▸ **GIVEN EXERCISE**: In the data below, find every line with the string "from" and pull it out.

[Begin]

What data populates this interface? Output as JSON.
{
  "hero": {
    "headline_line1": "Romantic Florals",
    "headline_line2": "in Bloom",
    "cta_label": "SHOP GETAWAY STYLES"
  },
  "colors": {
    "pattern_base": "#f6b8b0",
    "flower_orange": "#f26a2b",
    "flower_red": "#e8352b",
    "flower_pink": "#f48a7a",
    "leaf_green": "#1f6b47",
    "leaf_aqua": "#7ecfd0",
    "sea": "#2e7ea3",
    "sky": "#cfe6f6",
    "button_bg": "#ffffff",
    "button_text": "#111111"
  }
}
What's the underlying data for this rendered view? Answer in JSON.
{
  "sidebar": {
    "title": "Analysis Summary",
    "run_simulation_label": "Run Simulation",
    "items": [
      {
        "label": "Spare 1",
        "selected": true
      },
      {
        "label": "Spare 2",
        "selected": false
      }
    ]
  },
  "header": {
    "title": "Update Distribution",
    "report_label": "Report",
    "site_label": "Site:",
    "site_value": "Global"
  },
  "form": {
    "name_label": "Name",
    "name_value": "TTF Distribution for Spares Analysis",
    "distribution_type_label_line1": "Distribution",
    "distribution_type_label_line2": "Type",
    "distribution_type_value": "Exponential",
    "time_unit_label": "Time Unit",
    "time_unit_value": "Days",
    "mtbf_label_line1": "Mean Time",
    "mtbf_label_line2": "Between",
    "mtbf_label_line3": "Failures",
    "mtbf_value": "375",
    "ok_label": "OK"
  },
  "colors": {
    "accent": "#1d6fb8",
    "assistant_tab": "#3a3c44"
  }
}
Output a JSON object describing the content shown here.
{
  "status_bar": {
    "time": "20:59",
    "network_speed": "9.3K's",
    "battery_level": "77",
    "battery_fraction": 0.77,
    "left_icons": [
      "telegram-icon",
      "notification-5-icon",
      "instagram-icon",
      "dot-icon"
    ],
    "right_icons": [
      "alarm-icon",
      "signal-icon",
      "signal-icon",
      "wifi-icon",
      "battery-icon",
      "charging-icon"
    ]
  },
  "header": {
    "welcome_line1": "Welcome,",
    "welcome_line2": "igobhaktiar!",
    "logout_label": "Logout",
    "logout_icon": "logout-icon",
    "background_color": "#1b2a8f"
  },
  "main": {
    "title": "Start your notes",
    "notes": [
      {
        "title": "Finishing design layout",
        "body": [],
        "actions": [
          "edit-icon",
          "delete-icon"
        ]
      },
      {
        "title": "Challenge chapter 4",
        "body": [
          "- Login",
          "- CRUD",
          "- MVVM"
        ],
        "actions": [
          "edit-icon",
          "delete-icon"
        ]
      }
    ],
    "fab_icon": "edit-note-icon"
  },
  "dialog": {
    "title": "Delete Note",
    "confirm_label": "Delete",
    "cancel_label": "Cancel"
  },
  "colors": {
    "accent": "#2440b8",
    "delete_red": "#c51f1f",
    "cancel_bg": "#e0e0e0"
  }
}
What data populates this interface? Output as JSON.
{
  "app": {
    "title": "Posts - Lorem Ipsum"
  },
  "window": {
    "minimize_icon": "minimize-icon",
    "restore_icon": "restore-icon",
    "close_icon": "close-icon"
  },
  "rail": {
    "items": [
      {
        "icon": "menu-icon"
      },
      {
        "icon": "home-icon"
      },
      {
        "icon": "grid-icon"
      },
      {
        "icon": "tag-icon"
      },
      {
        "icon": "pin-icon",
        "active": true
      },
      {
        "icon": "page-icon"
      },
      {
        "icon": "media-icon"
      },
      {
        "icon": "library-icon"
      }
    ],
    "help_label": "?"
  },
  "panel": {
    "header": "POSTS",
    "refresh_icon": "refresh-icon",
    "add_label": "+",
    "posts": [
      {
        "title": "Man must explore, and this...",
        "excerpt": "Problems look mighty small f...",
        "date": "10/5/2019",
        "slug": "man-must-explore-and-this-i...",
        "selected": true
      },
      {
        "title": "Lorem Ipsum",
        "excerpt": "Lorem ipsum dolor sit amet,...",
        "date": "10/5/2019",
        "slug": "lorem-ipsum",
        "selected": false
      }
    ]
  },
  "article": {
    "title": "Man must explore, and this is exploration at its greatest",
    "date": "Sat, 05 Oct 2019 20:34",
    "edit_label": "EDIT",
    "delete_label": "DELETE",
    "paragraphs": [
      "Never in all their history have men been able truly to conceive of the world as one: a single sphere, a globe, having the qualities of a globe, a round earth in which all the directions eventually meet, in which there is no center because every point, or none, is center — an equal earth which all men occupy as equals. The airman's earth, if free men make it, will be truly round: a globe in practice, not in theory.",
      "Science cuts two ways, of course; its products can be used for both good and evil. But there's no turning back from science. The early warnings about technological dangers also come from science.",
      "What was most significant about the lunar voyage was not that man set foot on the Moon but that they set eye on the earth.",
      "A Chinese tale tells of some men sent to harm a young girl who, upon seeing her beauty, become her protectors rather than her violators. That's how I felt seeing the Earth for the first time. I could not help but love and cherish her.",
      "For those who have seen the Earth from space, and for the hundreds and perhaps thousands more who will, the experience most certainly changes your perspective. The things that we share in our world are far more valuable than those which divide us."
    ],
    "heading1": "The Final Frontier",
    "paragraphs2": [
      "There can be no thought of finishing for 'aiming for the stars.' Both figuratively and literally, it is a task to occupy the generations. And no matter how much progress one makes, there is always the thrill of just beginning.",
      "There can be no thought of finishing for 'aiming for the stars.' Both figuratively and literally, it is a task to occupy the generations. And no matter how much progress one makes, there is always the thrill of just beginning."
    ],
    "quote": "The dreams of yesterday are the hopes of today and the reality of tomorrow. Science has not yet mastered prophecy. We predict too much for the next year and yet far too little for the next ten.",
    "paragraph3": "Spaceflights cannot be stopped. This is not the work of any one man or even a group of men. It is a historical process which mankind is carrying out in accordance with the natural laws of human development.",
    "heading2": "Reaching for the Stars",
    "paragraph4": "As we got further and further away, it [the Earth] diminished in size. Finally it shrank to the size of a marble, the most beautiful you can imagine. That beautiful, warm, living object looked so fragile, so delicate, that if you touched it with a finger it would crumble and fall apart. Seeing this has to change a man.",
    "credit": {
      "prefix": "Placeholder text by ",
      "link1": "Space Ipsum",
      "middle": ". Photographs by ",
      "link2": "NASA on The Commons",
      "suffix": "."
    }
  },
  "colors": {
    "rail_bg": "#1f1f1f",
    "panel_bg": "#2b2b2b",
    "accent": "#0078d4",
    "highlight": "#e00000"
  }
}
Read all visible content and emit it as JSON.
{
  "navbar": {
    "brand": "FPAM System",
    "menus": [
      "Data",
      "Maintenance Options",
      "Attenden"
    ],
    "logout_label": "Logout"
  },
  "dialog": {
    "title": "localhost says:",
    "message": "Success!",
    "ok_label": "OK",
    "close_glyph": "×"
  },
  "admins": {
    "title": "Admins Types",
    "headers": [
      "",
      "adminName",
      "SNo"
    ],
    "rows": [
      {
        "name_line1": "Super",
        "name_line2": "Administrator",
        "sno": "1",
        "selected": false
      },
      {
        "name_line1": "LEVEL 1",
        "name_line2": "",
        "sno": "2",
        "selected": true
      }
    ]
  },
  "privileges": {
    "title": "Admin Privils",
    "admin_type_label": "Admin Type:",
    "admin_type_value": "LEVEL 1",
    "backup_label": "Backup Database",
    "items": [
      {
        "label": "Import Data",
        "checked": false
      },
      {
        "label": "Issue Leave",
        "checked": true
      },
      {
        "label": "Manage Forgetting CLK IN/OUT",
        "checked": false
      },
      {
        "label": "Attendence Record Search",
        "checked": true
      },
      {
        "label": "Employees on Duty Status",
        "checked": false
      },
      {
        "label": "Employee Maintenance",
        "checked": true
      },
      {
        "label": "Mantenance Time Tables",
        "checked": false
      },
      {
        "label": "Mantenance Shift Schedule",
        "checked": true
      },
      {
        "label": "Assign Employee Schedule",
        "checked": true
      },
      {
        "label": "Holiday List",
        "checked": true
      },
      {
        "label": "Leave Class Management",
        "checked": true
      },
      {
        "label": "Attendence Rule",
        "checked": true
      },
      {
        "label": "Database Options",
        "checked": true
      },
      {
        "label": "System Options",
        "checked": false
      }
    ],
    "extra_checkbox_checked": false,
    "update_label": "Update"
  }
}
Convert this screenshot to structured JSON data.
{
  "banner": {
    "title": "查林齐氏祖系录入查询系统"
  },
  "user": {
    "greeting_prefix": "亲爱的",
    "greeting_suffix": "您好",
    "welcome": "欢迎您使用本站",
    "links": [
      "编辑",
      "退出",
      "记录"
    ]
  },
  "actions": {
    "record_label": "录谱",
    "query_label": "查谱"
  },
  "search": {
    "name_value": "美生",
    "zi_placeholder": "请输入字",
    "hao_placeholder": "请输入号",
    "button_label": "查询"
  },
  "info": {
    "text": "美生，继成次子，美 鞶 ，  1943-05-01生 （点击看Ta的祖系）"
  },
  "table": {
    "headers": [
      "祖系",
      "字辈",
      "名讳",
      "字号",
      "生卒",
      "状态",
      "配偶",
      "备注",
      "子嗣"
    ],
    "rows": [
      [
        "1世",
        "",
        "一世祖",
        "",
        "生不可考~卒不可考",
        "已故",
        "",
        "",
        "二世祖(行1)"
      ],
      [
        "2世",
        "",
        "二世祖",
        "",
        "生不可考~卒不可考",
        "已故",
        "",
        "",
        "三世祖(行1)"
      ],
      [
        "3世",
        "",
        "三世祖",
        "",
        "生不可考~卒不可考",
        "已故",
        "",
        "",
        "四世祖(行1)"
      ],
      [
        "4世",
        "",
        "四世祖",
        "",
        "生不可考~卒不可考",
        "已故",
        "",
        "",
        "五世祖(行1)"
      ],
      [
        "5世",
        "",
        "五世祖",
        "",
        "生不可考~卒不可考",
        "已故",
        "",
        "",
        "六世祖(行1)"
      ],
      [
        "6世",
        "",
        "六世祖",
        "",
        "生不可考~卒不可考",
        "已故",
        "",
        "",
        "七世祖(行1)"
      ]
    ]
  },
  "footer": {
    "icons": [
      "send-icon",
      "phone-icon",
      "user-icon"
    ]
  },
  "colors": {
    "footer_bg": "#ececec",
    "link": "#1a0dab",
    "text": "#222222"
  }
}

[End]

▸ **EXERCISE SOLUTION**:
      "Science cuts two ways, of course; its products can be used for both good and evil. But there's no turning back from science. The early warnings about technological dangers also come from science.",
      "For those who have seen the Earth from space, and for the hundreds and perhaps thousands more who will, the experience most certainly changes your perspective. The things that we share in our world are far more valuable than those which divide us."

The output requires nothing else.